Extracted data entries
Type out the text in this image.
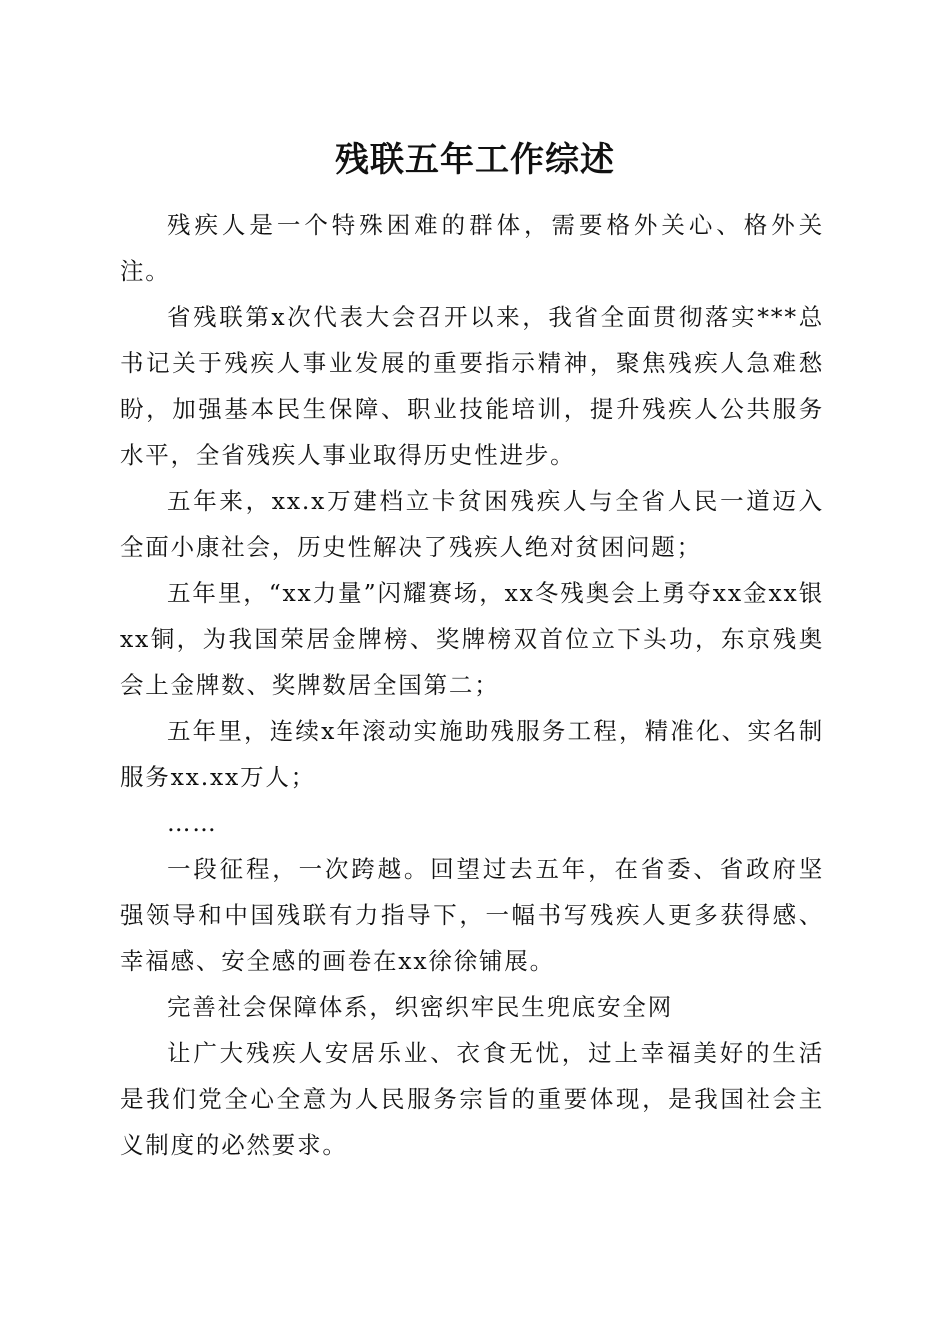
残联五年工作综述

残疾人是一个特殊困难的群体，需要格外关心、格外关注。

省残联第x次代表大会召开以来，我省全面贯彻落实***总书记关于残疾人事业发展的重要指示精神，聚焦残疾人急难愁盼，加强基本民生保障、职业技能培训，提升残疾人公共服务水平，全省残疾人事业取得历史性进步。

五年来，xx.x万建档立卡贫困残疾人与全省人民一道迈入全面小康社会，历史性解决了残疾人绝对贫困问题；

五年里，“xx力量”闪耀赛场，xx冬残奥会上勇夺xx金xx银xx铜，为我国荣居金牌榜、奖牌榜双首位立下头功，东京残奥会上金牌数、奖牌数居全国第二；

五年里，连续x年滚动实施助残服务工程，精准化、实名制服务xx.xx万人；

……

一段征程，一次跨越。回望过去五年，在省委、省政府坚强领导和中国残联有力指导下，一幅书写残疾人更多获得感、幸福感、安全感的画卷在xx徐徐铺展。

完善社会保障体系，织密织牢民生兜底安全网

让广大残疾人安居乐业、衣食无忧，过上幸福美好的生活是我们党全心全意为人民服务宗旨的重要体现，是我国社会主义制度的必然要求。
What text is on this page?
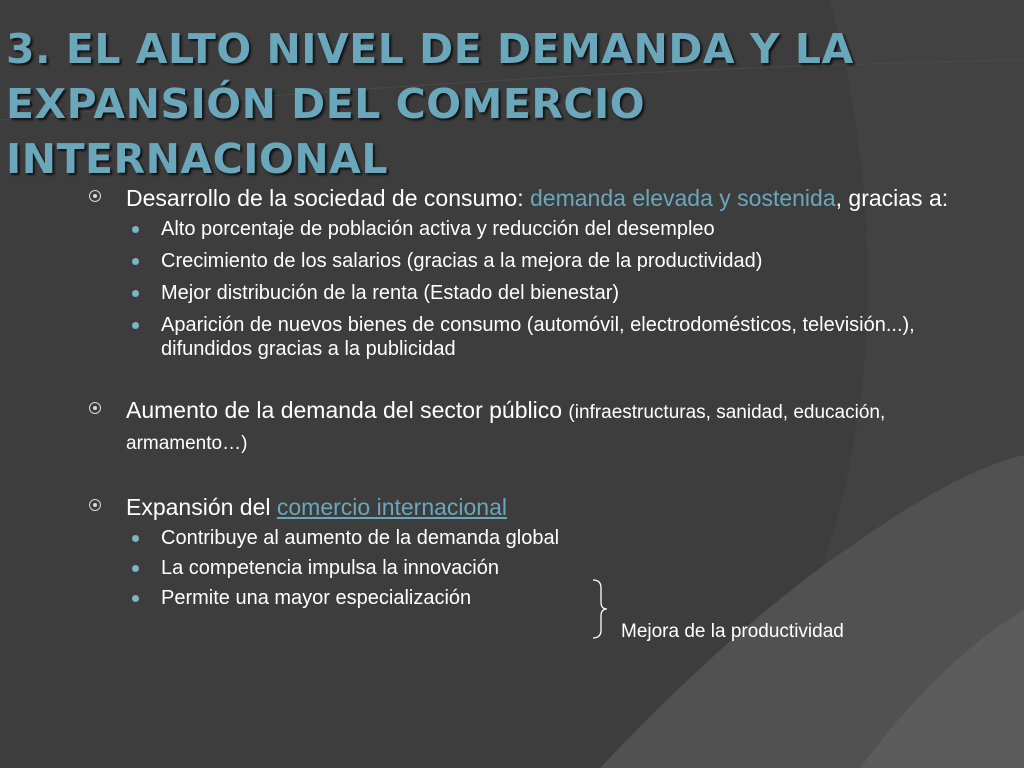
3. EL ALTO NIVEL DE DEMANDA Y LA
EXPANSIÓN DEL COMERCIO INTERNACIONAL
Desarrollo de la sociedad de consumo: demanda elevada y sostenida, gracias a:
Alto porcentaje de población activa y reducción del desempleo
Crecimiento de los salarios (gracias a la mejora de la productividad)
Mejor distribución de la renta (Estado del bienestar)
Aparición de nuevos bienes de consumo (automóvil, electrodomésticos, televisión...), difundidos gracias a la publicidad
Aumento de la demanda del sector público (infraestructuras, sanidad, educación, armamento…)
Expansión del comercio internacional
Contribuye al aumento de la demanda global
La competencia impulsa la innovación
Permite una mayor especialización
Mejora de la productividad
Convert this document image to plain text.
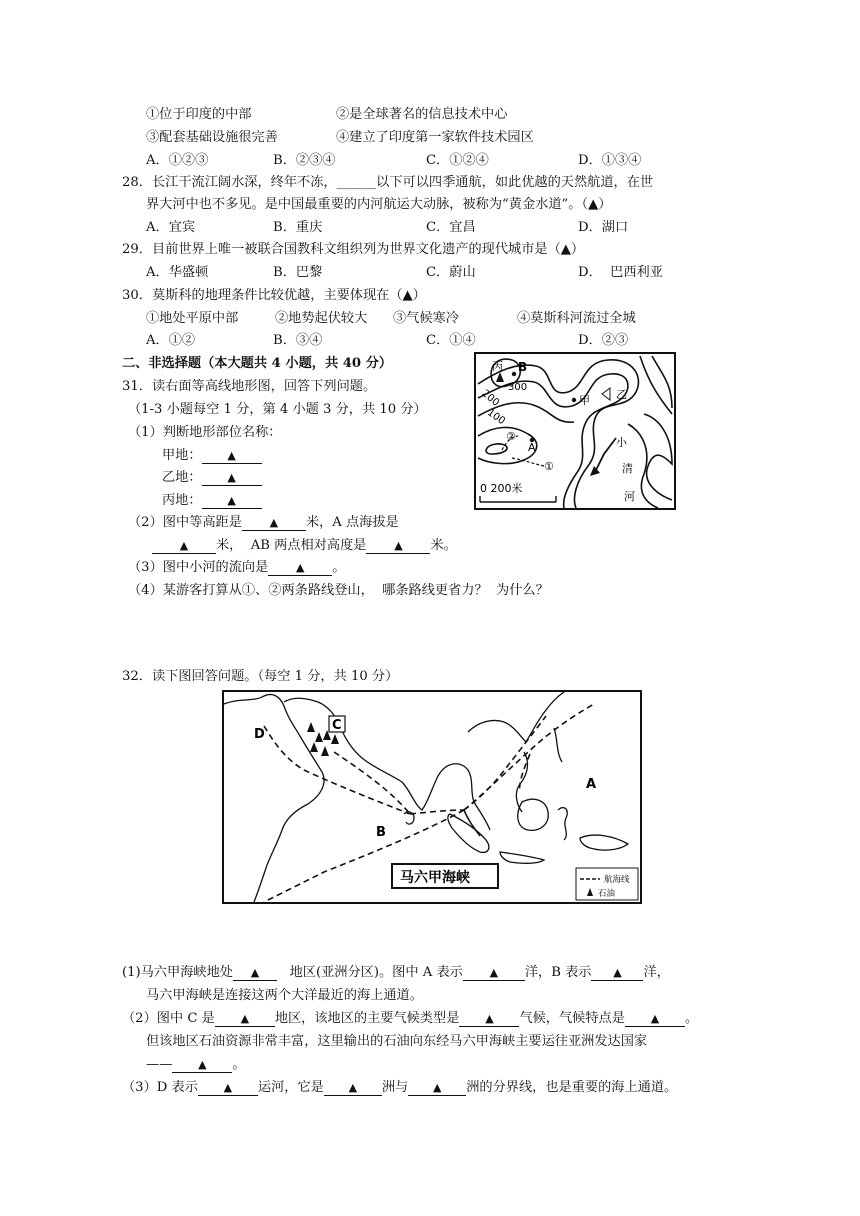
①位于印度的中部	②是全球著名的信息技术中心
③配套基础设施很完善	④建立了印度第一家软件技术园区
A．①②③	B．②③④	C．①②④	D．①③④
28．长江干流江阔水深，终年不冻，______以下可以四季通航，如此优越的天然航道，在世
界大河中也不多见。是中国最重要的内河航运大动脉，被称为“黄金水道”。（▲）
A．宜宾	B．重庆	C．宜昌	D．湖口
29．目前世界上唯一被联合国教科文组织列为世界文化遗产的现代城市是（▲）
A．华盛顿	B．巴黎	C．蔚山	D．  巴西利亚
30．莫斯科的地理条件比较优越，主要体现在（▲）
①地处平原中部	②地势起伏较大 ③气候寒冷	④莫斯科河流过全城
A．①②	B．③④	C．①④	D．②③
二、非选择题（本大题共 4 小题，共 40 分）
31．读右面等高线地形图，回答下列问题。
（1-3 小题每空 1 分，第 4 小题 3 分，共 10 分）
（1）判断地形部位名称：
甲地： ▲
乙地： ▲
丙地： ▲
（2）图中等高距是	▲ 米，A 点海拔是
▲ 米，  AB 两点相对高度是	▲ 米。
（3）图中小河的流向是	▲ 。
（4）某游客打算从①、②两条路线登山，  哪条路线更省力？  为什么？
丙 B
300
200
100
甲 乙
A
①
②	小
清
河
0 200米
32．读下图回答问题。（每空 1 分，共 10 分）
C
D
A
B
马六甲海峡	航海线
石油
(1)马六甲海峡地处 ▲ 地区(亚洲分区)。图中 A 表示 ▲ 洋，B 表示 ▲ 洋，
马六甲海峡是连接这两个大洋最近的海上通道。
（2）图中 C 是 ▲ 地区，该地区的主要气候类型是 ▲ 气候，气候特点是 ▲ 。
但该地区石油资源非常丰富，这里输出的石油向东经马六甲海峡主要运往亚洲发达国家
—— ▲ 。
（3）D 表示 ▲ 运河，它是 ▲ 洲与 ▲ 洲的分界线，也是重要的海上通道。
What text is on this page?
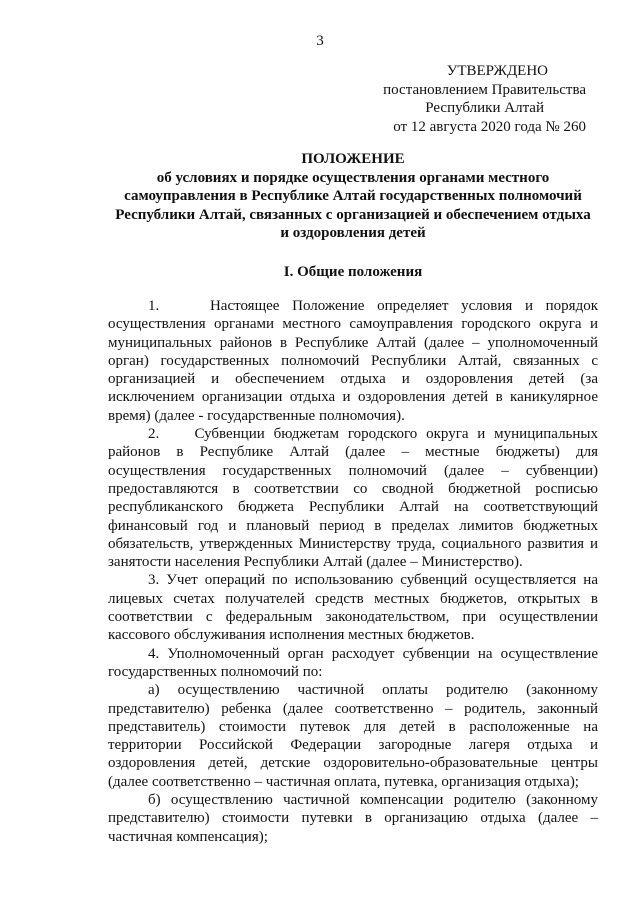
3
УТВЕРЖДЕНО
постановлением Правительства
Республики Алтай
от 12 августа 2020 года № 260
ПОЛОЖЕНИЕ
об условиях и порядке осуществления органами местного
самоуправления в Республике Алтай государственных полномочий
Республики Алтай, связанных с организацией и обеспечением отдыха
и оздоровления детей
I. Общие положения

1.    Настоящее Положение определяет условия и порядок осуществления органами местного самоуправления городского округа и муниципальных районов в Республике Алтай (далее – уполномоченный орган) государственных полномочий Республики Алтай, связанных с организацией и обеспечением отдыха и оздоровления детей (за исключением организации отдыха и оздоровления детей в каникулярное время) (далее - государственные полномочия).

2.    Субвенции бюджетам городского округа и муниципальных районов в Республике Алтай (далее – местные бюджеты) для осуществления государственных полномочий (далее – субвенции) предоставляются в соответствии со сводной бюджетной росписью республиканского бюджета Республики Алтай на соответствующий финансовый год и плановый период в пределах лимитов бюджетных обязательств, утвержденных Министерству труда, социального развития и занятости населения Республики Алтай (далее – Министерство).

3. Учет операций по использованию субвенций осуществляется на лицевых счетах получателей средств местных бюджетов, открытых в соответствии с федеральным законодательством, при осуществлении кассового обслуживания исполнения местных бюджетов.

4. Уполномоченный орган расходует субвенции на осуществление государственных полномочий по:

а) осуществлению частичной оплаты родителю (законному представителю) ребенка (далее соответственно – родитель, законный представитель) стоимости путевок для детей в расположенные на территории Российской Федерации загородные лагеря отдыха и оздоровления детей, детские оздоровительно-образовательные центры (далее соответственно – частичная оплата, путевка, организация отдыха);

б) осуществлению частичной компенсации родителю (законному представителю) стоимости путевки в организацию отдыха (далее – частичная компенсация);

**Exercise aim:**
Every record gets retyped exactly; no picture goes into the copy.

**Complete output:**
Type out the text in this image.
残联五年工作综述

残疾人是一个特殊困难的群体，需要格外关心、格外关注。

省残联第x次代表大会召开以来，我省全面贯彻落实***总书记关于残疾人事业发展的重要指示精神，聚焦残疾人急难愁盼，加强基本民生保障、职业技能培训，提升残疾人公共服务水平，全省残疾人事业取得历史性进步。

五年来，xx.x万建档立卡贫困残疾人与全省人民一道迈入全面小康社会，历史性解决了残疾人绝对贫困问题；

五年里，“xx力量”闪耀赛场，xx冬残奥会上勇夺xx金xx银xx铜，为我国荣居金牌榜、奖牌榜双首位立下头功，东京残奥会上金牌数、奖牌数居全国第二；

五年里，连续x年滚动实施助残服务工程，精准化、实名制服务xx.xx万人；

……

一段征程，一次跨越。回望过去五年，在省委、省政府坚强领导和中国残联有力指导下，一幅书写残疾人更多获得感、幸福感、安全感的画卷在xx徐徐铺展。

完善社会保障体系，织密织牢民生兜底安全网

让广大残疾人安居乐业、衣食无忧，过上幸福美好的生活是我们党全心全意为人民服务宗旨的重要体现，是我国社会主义制度的必然要求。
What text is on this page?
3. EL ALTO NIVEL DE DEMANDA Y LA
EXPANSIÓN DEL COMERCIO INTERNACIONAL
Desarrollo de la sociedad de consumo: demanda elevada y sostenida, gracias a:
Alto porcentaje de población activa y reducción del desempleo
Crecimiento de los salarios (gracias a la mejora de la productividad)
Mejor distribución de la renta (Estado del bienestar)
Aparición de nuevos bienes de consumo (automóvil, electrodomésticos, televisión...), difundidos gracias a la publicidad
Aumento de la demanda del sector público (infraestructuras, sanidad, educación, armamento…)
Expansión del comercio internacional
Contribuye al aumento de la demanda global
La competencia impulsa la innovación
Permite una mayor especialización
Mejora de la productividad
Convert this document image to plain text.
①位于印度的中部	②是全球著名的信息技术中心
③配套基础设施很完善	④建立了印度第一家软件技术园区
A．①②③	B．②③④	C．①②④	D．①③④
28．长江干流江阔水深，终年不冻，______以下可以四季通航，如此优越的天然航道，在世
界大河中也不多见。是中国最重要的内河航运大动脉，被称为“黄金水道”。（▲）
A．宜宾	B．重庆	C．宜昌	D．湖口
29．目前世界上唯一被联合国教科文组织列为世界文化遗产的现代城市是（▲）
A．华盛顿	B．巴黎	C．蔚山	D．  巴西利亚
30．莫斯科的地理条件比较优越，主要体现在（▲）
①地处平原中部	②地势起伏较大 ③气候寒冷	④莫斯科河流过全城
A．①②	B．③④	C．①④	D．②③
二、非选择题（本大题共 4 小题，共 40 分）
31．读右面等高线地形图，回答下列问题。
（1-3 小题每空 1 分，第 4 小题 3 分，共 10 分）
（1）判断地形部位名称：
甲地： ▲
乙地： ▲
丙地： ▲
（2）图中等高距是	▲ 米，A 点海拔是
▲ 米，  AB 两点相对高度是	▲ 米。
（3）图中小河的流向是	▲ 。
（4）某游客打算从①、②两条路线登山，  哪条路线更省力？  为什么？
丙 B
300
200
100
甲 乙
A
①
②	小
清
河
0 200米
32．读下图回答问题。（每空 1 分，共 10 分）
C
D
A
B
马六甲海峡	航海线
石油
(1)马六甲海峡地处 ▲ 地区(亚洲分区)。图中 A 表示 ▲ 洋，B 表示 ▲ 洋，
马六甲海峡是连接这两个大洋最近的海上通道。
（2）图中 C 是 ▲ 地区，该地区的主要气候类型是 ▲ 气候，气候特点是 ▲ 。
但该地区石油资源非常丰富，这里输出的石油向东经马六甲海峡主要运往亚洲发达国家
—— ▲ 。
（3）D 表示 ▲ 运河，它是 ▲ 洲与 ▲ 洲的分界线，也是重要的海上通道。
What text is on this page?
3
УТВЕРЖДЕНО
постановлением Правительства
Республики Алтай
от 12 августа 2020 года № 260
ПОЛОЖЕНИЕ
об условиях и порядке осуществления органами местного
самоуправления в Республике Алтай государственных полномочий
Республики Алтай, связанных с организацией и обеспечением отдыха
и оздоровления детей
I. Общие положения

1.    Настоящее Положение определяет условия и порядок осуществления органами местного самоуправления городского округа и муниципальных районов в Республике Алтай (далее – уполномоченный орган) государственных полномочий Республики Алтай, связанных с организацией и обеспечением отдыха и оздоровления детей (за исключением организации отдыха и оздоровления детей в каникулярное время) (далее - государственные полномочия).

2.    Субвенции бюджетам городского округа и муниципальных районов в Республике Алтай (далее – местные бюджеты) для осуществления государственных полномочий (далее – субвенции) предоставляются в соответствии со сводной бюджетной росписью республиканского бюджета Республики Алтай на соответствующий финансовый год и плановый период в пределах лимитов бюджетных обязательств, утвержденных Министерству труда, социального развития и занятости населения Республики Алтай (далее – Министерство).

3. Учет операций по использованию субвенций осуществляется на лицевых счетах получателей средств местных бюджетов, открытых в соответствии с федеральным законодательством, при осуществлении кассового обслуживания исполнения местных бюджетов.

4. Уполномоченный орган расходует субвенции на осуществление государственных полномочий по:

а) осуществлению частичной оплаты родителю (законному представителю) ребенка (далее соответственно – родитель, законный представитель) стоимости путевок для детей в расположенные на территории Российской Федерации загородные лагеря отдыха и оздоровления детей, детские оздоровительно-образовательные центры (далее соответственно – частичная оплата, путевка, организация отдыха);

б) осуществлению частичной компенсации родителю (законному представителю) стоимости путевки в организацию отдыха (далее – частичная компенсация);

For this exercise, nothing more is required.